**HOW TO COMPLETE THIS TASK**
Write out all of the records, keeping each one exactly as written.

**STORED DATA**
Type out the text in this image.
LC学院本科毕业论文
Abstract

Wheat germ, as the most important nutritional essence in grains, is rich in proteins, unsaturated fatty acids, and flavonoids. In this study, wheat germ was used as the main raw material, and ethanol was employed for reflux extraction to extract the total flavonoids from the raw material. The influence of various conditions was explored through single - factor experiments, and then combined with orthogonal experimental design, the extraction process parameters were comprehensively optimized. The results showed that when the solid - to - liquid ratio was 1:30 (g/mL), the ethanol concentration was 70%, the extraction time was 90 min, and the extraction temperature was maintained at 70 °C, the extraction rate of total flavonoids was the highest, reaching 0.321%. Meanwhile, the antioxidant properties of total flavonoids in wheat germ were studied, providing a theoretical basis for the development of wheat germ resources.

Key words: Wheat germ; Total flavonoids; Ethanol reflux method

**OUTPUT OF THE TASK**
Type out the text in this image.
LC学院本科毕业论文
Abstract

Wheat germ, as the most important nutritional essence in grains, is rich in proteins, unsaturated fatty acids, and flavonoids. In this study, wheat germ was used as the main raw material, and ethanol was employed for reflux extraction to extract the total flavonoids from the raw material. The influence of various conditions was explored through single - factor experiments, and then combined with orthogonal experimental design, the extraction process parameters were comprehensively optimized. The results showed that when the solid - to - liquid ratio was 1:30 (g/mL), the ethanol concentration was 70%, the extraction time was 90 min, and the extraction temperature was maintained at 70 °C, the extraction rate of total flavonoids was the highest, reaching 0.321%. Meanwhile, the antioxidant properties of total flavonoids in wheat germ were studied, providing a theoretical basis for the development of wheat germ resources.

Key words: Wheat germ; Total flavonoids; Ethanol reflux method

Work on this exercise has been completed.